AVAILABLE RECORDS.
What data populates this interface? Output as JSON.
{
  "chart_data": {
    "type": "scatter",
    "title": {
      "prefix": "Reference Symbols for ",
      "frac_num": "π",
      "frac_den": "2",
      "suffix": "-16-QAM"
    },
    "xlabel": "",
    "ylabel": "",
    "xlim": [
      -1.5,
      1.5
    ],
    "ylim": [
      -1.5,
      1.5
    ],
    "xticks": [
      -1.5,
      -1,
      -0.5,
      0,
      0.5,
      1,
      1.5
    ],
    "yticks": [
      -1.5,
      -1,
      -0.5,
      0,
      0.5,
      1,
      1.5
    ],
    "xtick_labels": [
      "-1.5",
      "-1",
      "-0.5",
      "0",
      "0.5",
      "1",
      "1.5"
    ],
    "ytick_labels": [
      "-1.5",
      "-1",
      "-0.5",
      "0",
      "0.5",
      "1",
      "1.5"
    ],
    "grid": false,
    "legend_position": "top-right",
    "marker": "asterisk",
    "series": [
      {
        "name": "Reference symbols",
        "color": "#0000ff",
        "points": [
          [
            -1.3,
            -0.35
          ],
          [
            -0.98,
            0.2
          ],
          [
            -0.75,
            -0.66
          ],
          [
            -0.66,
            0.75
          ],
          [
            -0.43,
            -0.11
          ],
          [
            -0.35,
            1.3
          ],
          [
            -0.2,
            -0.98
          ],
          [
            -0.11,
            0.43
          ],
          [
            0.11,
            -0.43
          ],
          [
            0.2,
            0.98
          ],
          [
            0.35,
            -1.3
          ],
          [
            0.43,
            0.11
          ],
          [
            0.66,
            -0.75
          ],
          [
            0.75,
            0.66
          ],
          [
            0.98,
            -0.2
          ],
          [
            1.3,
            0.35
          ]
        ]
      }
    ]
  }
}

WHAT THIS TASK INVOLVES.
In the listing above, count each line that holds the string "Reference". Give the number only.

EXERCISE RESPONSE.
2